[SET TASK] Report every line in the listing below where the string "عباس" shows up.

[DATA FOR PROCESSING]
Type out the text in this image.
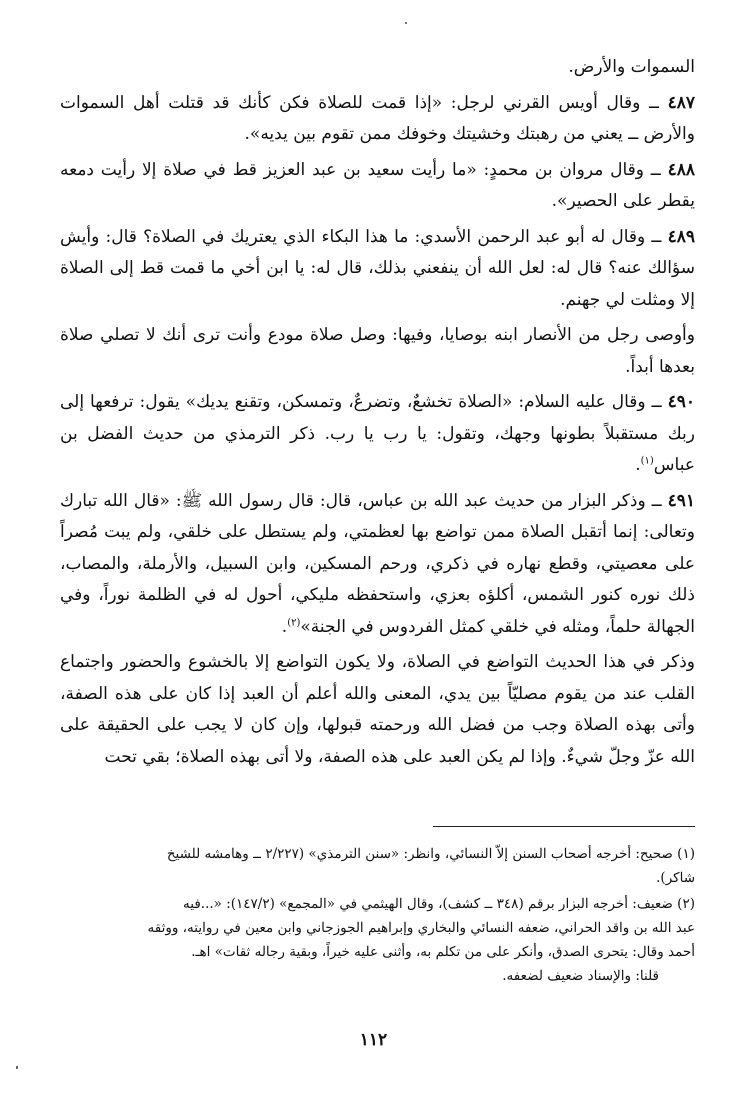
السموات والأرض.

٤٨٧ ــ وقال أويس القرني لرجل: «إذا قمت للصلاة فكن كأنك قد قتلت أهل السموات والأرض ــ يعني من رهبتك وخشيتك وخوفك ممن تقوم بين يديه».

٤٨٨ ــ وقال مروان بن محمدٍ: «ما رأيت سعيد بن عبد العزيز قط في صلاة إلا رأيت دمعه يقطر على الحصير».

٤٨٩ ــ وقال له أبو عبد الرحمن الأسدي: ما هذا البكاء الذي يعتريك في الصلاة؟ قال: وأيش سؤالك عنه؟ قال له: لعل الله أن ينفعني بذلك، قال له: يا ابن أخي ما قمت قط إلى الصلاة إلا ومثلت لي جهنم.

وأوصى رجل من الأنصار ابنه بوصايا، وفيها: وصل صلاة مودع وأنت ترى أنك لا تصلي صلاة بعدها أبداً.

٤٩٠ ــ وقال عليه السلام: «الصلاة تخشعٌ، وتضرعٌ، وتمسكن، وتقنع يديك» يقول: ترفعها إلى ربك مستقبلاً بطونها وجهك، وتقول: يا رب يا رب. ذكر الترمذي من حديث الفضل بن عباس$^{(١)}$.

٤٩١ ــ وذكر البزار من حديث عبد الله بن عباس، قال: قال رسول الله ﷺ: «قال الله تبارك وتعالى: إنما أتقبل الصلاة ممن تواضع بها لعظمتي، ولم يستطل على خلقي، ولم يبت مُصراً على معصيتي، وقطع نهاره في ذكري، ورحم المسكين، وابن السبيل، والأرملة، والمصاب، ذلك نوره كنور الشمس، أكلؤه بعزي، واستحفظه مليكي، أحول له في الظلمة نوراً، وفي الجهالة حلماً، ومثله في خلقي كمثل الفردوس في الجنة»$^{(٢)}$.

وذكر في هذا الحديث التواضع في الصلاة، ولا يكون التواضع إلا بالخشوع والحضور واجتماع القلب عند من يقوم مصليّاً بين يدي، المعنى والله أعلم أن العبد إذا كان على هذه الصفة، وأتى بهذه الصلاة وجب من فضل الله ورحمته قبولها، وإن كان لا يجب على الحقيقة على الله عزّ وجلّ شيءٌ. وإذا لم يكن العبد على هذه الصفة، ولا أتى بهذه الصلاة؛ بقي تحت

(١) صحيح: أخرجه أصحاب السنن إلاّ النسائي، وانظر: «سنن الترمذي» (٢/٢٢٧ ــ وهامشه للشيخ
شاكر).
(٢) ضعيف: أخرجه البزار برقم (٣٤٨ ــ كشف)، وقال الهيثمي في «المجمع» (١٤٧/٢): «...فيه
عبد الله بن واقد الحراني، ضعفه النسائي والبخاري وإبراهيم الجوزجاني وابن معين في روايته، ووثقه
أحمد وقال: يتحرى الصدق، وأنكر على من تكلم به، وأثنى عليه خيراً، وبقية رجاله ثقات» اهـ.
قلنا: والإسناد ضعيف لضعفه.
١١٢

--

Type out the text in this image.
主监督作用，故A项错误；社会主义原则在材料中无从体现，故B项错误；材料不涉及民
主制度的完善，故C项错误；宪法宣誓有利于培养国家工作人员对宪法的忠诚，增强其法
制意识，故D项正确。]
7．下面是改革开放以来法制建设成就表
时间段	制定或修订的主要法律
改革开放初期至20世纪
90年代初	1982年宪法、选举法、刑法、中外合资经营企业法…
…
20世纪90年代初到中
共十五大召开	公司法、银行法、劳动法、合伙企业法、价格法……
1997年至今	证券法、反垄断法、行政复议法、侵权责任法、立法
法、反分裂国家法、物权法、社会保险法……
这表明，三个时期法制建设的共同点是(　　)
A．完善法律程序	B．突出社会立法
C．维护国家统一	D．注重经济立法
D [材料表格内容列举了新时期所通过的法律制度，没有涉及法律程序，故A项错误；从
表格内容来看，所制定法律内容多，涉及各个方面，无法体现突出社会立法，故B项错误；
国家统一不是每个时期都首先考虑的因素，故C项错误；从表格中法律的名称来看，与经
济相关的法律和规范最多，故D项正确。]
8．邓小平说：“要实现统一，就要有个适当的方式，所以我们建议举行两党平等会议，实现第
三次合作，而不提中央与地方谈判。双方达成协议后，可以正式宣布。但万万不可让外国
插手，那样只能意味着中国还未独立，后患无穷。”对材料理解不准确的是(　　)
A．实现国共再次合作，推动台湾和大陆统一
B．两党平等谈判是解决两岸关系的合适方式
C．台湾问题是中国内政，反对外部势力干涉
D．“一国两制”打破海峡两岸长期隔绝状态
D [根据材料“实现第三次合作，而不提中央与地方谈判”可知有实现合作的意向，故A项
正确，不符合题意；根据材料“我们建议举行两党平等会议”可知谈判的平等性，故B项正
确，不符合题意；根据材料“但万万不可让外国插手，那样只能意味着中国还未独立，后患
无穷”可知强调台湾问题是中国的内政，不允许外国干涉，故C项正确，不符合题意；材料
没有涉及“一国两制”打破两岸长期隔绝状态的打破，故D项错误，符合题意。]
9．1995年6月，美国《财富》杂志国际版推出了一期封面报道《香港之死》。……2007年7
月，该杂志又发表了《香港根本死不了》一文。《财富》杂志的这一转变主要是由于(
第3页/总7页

* * *

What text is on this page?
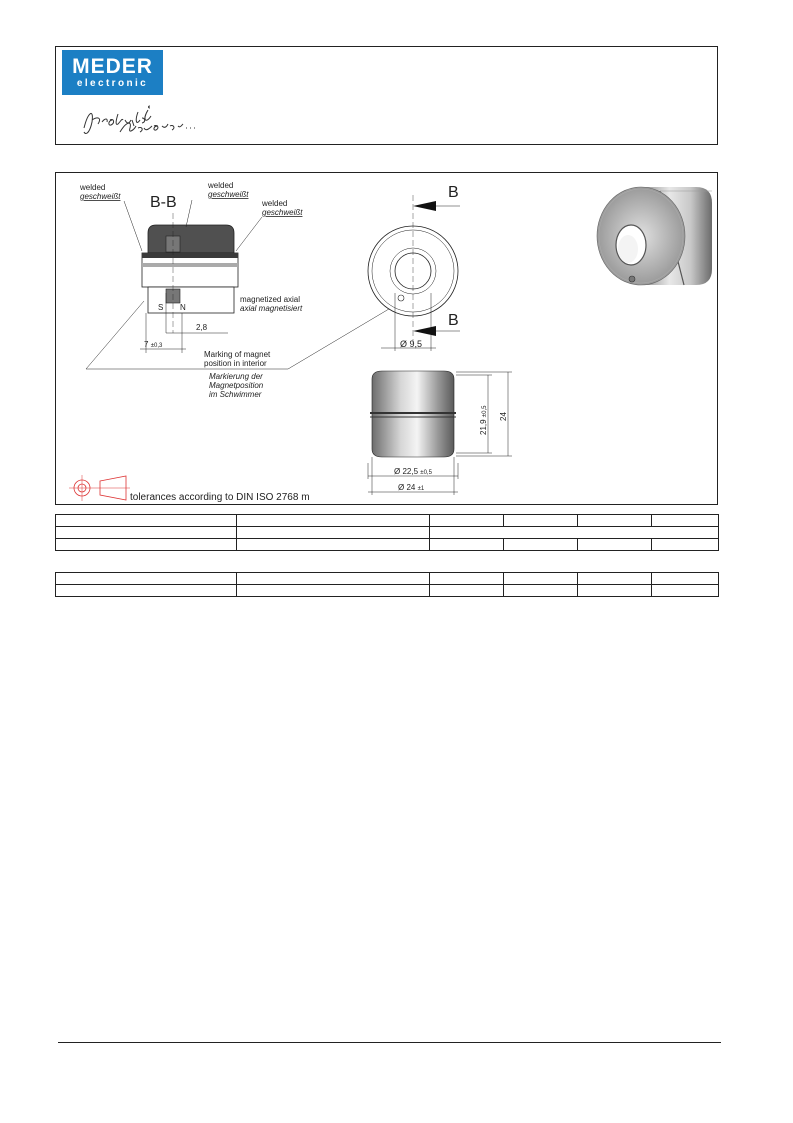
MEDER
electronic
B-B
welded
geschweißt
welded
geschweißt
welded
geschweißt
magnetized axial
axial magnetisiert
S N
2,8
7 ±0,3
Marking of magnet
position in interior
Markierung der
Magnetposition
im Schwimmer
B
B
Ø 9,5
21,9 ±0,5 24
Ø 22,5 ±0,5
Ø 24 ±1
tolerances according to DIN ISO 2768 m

[THE REPLY]
٤٩٠ ــ وقال عليه السلام: «الصلاة تخشعٌ، وتضرعٌ، وتمسكن، وتقنع يديك» يقول: ترفعها إلى ربك مستقبلاً بطونها وجهك، وتقول: يا رب يا رب. ذكر الترمذي من حديث الفضل بن عباس$^{(١)}$.
٤٩١ ــ وذكر البزار من حديث عبد الله بن عباس، قال: قال رسول الله ﷺ: «قال الله تبارك وتعالى: إنما أتقبل الصلاة ممن تواضع بها لعظمتي، ولم يستطل على خلقي، ولم يبت مُصراً على معصيتي، وقطع نهاره في ذكري، ورحم المسكين، وابن السبيل، والأرملة، والمصاب، ذلك نوره كنور الشمس، أكلؤه بعزي، واستحفظه مليكي، أحول له في الظلمة نوراً، وفي الجهالة حلماً، ومثله في خلقي كمثل الفردوس في الجنة»$^{(٢)}$.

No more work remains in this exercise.